▶ YOUR GOAL: Filter the data below down to every line that contains the string "brand", and copy each of those lines in full.
<<<<
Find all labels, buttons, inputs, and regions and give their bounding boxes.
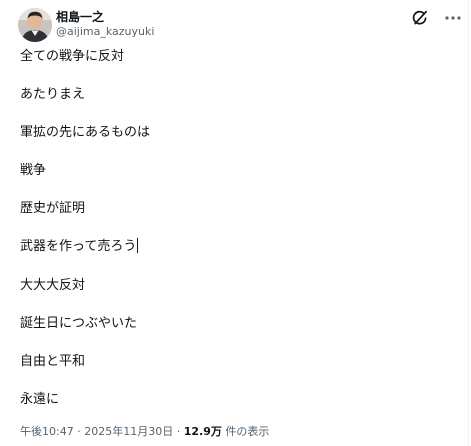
avatar[interactable] (18, 8, 52, 42)
post-line: あたりまえ (20, 87, 86, 103)
avatar-image (18, 8, 52, 42)
post-time[interactable]: 午後10:47 (20, 425, 74, 438)
post-line: 全ての戦争に反対 (20, 49, 125, 64)
post-line: 永遠に (20, 391, 60, 407)
post-card: 相島一之 @aijima_kazuyuki 全ての戦争に反対 あたりまえ 軍拡の… (0, 0, 469, 446)
grok-icon (412, 10, 428, 25)
post-meta: 午後10:47 · 2025年11月30日 · 12.9万 件の表示 (20, 425, 269, 439)
post-date[interactable]: 2025年11月30日 (84, 425, 173, 438)
more-horizontal-icon (445, 16, 461, 20)
views-count[interactable]: 12.9万 (184, 425, 222, 438)
grok-button[interactable] (411, 9, 429, 27)
post-line-with-caret: 武器を作って売ろう (20, 237, 450, 257)
post-header: 相島一之 @aijima_kazuyuki (18, 8, 461, 42)
post-text: 全ての戦争に反対 あたりまえ 軍拡の先にあるものは 戦争 歴史が証明 武器を作っ… (20, 47, 450, 428)
meta-separator: · (176, 425, 181, 438)
post-line: 軍拡の先にあるものは (20, 125, 151, 141)
meta-separator: · (77, 425, 81, 438)
post-line: 武器を作って売ろう (20, 239, 137, 255)
text-caret (137, 238, 139, 254)
post-line: 自由と平和 (20, 353, 86, 369)
post-line: 大大大反対 (20, 277, 86, 293)
views-label: 件の表示 (225, 425, 270, 438)
post-line: 歴史が証明 (20, 201, 86, 217)
author-display-name[interactable]: 相島一之 (56, 9, 154, 25)
more-options-button[interactable] (443, 9, 463, 27)
author-names: 相島一之 @aijima_kazuyuki (56, 9, 154, 39)
post-line: 戦争 (20, 163, 47, 179)
post-line: 誕生日につぶやいた (20, 315, 138, 331)
author-handle[interactable]: @aijima_kazuyuki (56, 25, 154, 39)
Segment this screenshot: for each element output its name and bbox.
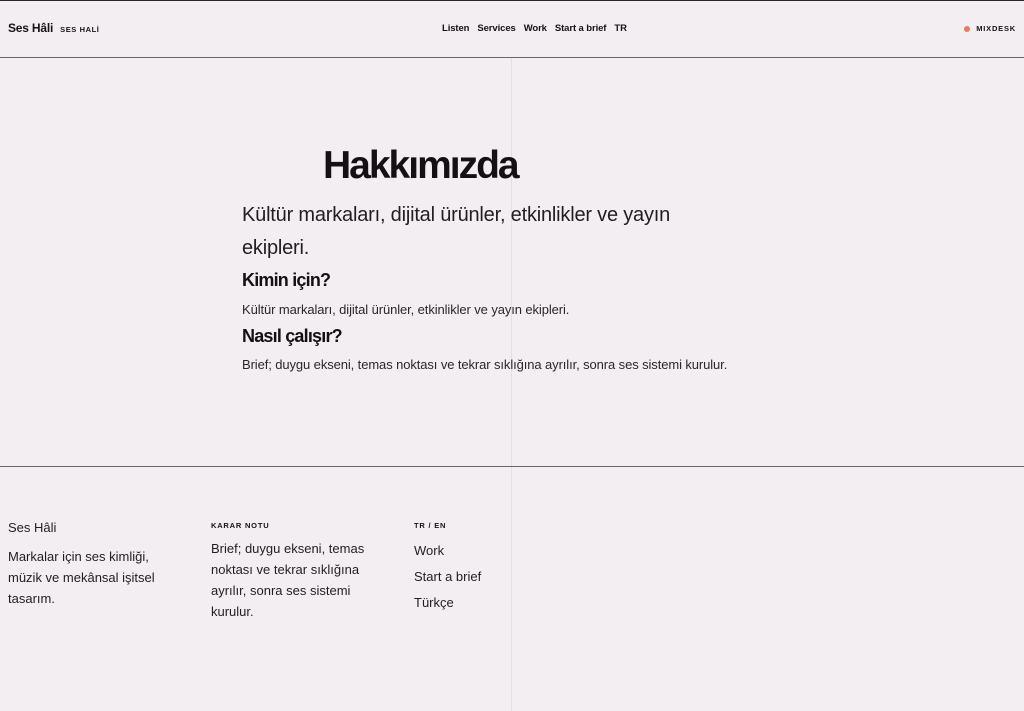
footer-note-label: KARAR NOTU (211, 521, 270, 530)
section-text-how: Brief; duygu ekseni, temas noktası ve te… (242, 357, 728, 372)
mixdesk-label: MIXDESK (976, 24, 1016, 33)
nav-work[interactable]: Work (524, 23, 547, 34)
section-text-who: Kültür markaları, dijital ürünler, etkin… (242, 302, 570, 317)
status-dot-icon (964, 25, 971, 32)
nav-start-a-brief[interactable]: Start a brief (555, 23, 607, 34)
nav-language-tr[interactable]: TR (614, 23, 627, 34)
nav-listen[interactable]: Listen (442, 23, 469, 34)
mixdesk-button[interactable]: MIXDESK (964, 24, 1016, 33)
about-section: Hakkımızda Kültür markaları, dijital ürü… (0, 58, 1024, 466)
lead-text: Kültür markaları, dijital ürünler, etkin… (242, 204, 671, 259)
footer-links: Work Start a brief Türkçe (414, 538, 481, 616)
brand-logo[interactable]: Ses Hâli SES HALİ (8, 21, 99, 35)
footer-link-start-a-brief[interactable]: Start a brief (414, 564, 481, 590)
brand-name: Ses Hâli (8, 21, 54, 35)
nav-services[interactable]: Services (477, 23, 515, 34)
footer-link-work[interactable]: Work (414, 538, 481, 564)
site-header: Ses Hâli SES HALİ Listen Services Work S… (0, 1, 1024, 58)
main-nav: Listen Services Work Start a brief TR (442, 23, 627, 34)
brand-tagline: SES HALİ (60, 25, 100, 34)
page-title: Hakkımızda (323, 144, 520, 187)
section-heading-who: Kimin için? (242, 270, 331, 290)
footer-description: Markalar için ses kimliği, müzik ve mekâ… (8, 549, 155, 606)
section-heading-how: Nasıl çalışır? (242, 326, 343, 346)
site-footer: Ses Hâli Markalar için ses kimliği, müzi… (0, 466, 1024, 711)
footer-note-text: Brief; duygu ekseni, temas noktası ve te… (211, 541, 365, 619)
footer-brand: Ses Hâli (8, 520, 57, 535)
footer-links-label: TR / EN (414, 521, 447, 530)
footer-link-turkce[interactable]: Türkçe (414, 590, 481, 616)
>>>>
▶ CORRECT OUTPUT:
brand-logo[interactable]: Ses Hâli SES HALİ (8, 21, 99, 35)
brand-name: Ses Hâli (8, 21, 54, 35)
brand-tagline: SES HALİ (60, 25, 100, 34)
footer-brand: Ses Hâli (8, 520, 57, 535)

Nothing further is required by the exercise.